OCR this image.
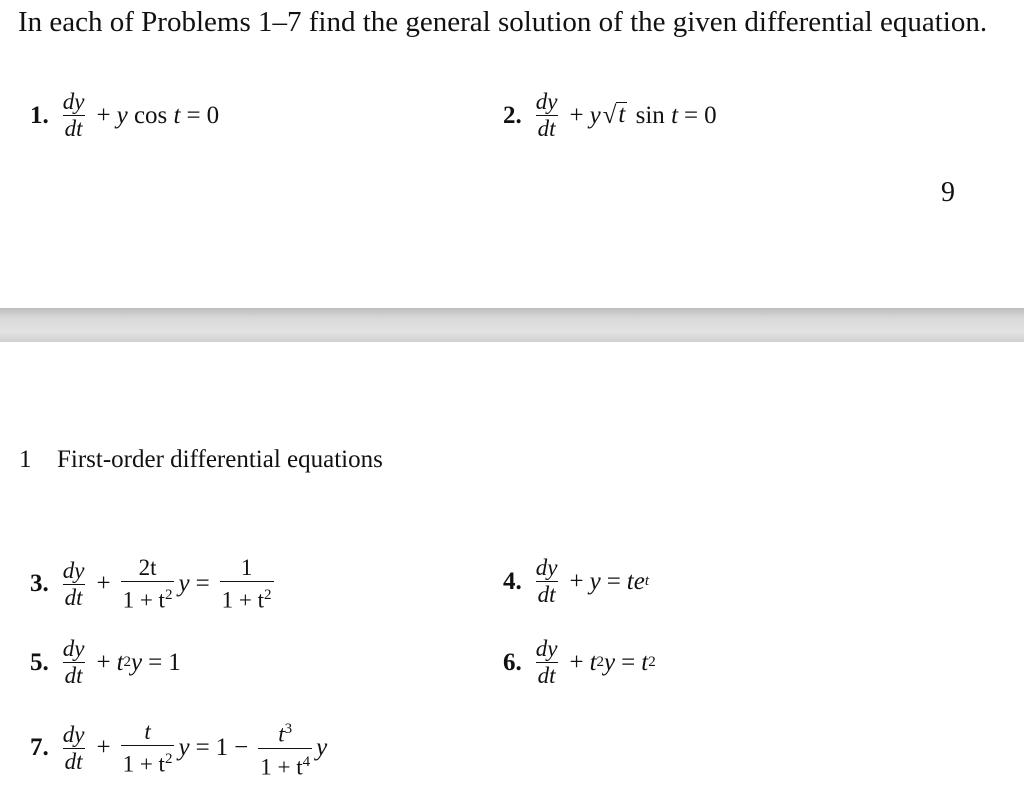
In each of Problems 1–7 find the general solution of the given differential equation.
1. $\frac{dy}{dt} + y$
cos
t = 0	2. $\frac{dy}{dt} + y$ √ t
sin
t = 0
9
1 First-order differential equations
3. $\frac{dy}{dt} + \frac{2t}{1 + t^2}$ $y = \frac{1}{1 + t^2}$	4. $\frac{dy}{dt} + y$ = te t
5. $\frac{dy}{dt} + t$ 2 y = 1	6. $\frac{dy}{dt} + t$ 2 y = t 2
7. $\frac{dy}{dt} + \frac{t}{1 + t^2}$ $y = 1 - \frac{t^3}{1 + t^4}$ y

-- -- --

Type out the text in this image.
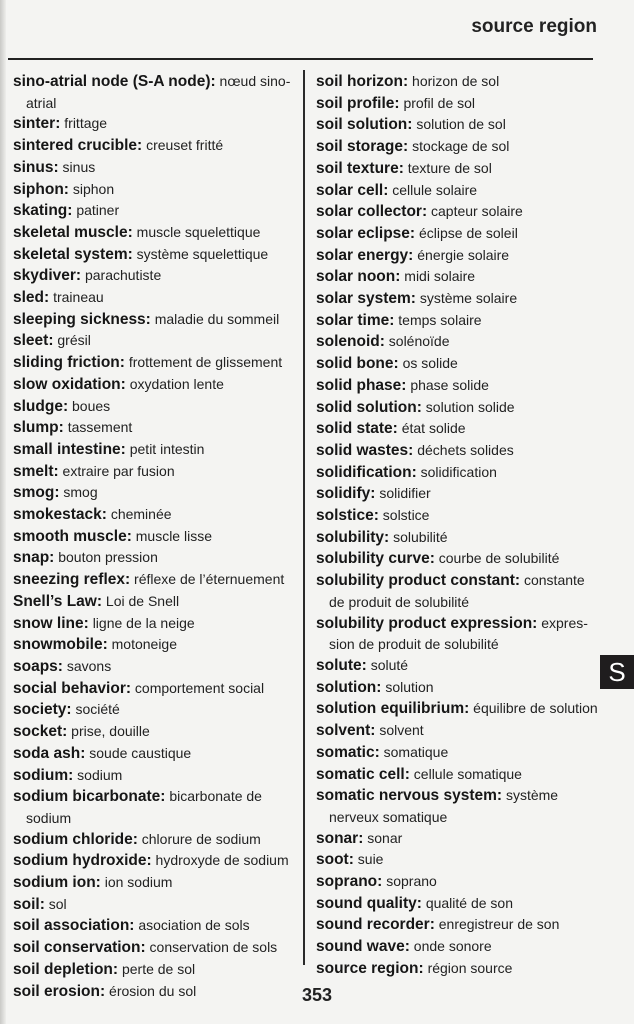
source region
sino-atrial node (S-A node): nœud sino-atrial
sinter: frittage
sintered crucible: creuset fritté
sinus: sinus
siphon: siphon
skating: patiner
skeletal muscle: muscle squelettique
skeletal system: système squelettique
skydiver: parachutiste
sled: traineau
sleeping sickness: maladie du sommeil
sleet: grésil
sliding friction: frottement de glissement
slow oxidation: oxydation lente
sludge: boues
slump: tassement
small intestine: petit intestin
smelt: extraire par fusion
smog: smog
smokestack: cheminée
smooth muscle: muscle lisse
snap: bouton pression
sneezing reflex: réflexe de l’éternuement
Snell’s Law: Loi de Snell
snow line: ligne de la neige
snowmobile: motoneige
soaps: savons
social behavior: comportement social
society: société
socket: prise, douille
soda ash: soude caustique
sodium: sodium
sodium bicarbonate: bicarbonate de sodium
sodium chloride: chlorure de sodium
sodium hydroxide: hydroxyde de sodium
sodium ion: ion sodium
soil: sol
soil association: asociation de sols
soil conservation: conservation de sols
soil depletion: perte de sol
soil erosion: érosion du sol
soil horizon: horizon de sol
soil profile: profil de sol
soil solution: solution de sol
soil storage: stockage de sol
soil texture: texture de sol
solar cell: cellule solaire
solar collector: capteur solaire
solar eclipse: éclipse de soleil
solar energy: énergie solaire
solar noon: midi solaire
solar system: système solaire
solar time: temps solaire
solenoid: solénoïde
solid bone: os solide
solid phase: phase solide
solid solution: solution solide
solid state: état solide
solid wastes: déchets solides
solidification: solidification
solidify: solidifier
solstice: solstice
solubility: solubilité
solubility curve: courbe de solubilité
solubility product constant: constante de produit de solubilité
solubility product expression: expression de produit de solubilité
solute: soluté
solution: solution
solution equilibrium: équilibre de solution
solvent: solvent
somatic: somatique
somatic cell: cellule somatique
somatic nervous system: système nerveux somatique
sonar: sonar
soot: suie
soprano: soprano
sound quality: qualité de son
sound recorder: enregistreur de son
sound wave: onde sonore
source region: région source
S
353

-- -- --

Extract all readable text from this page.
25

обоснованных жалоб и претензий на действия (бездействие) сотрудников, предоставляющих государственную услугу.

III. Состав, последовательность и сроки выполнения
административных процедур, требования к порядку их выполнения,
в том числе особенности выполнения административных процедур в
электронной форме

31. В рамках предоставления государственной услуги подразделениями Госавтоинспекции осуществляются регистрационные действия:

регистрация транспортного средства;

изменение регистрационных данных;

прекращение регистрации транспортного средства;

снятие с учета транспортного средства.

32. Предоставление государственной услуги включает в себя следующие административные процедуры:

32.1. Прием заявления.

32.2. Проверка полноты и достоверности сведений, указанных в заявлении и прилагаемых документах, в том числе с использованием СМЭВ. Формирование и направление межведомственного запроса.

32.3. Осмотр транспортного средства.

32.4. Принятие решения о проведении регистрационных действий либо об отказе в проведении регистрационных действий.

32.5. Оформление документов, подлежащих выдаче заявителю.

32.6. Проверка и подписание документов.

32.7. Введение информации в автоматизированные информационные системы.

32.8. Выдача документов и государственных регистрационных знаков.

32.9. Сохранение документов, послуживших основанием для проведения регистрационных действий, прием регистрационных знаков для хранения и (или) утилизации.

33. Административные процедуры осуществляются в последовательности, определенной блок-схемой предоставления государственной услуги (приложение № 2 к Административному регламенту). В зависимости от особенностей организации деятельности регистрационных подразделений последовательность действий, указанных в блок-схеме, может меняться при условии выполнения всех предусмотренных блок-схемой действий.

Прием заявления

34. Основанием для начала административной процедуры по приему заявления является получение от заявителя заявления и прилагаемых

-- -- --

Exercise task -> Isolate each line of the listing above that includes "product". Copy it.

Exercise answer ->
solubility product constant: constante de produit de solubilité
solubility product expression: expression de produit de solubilité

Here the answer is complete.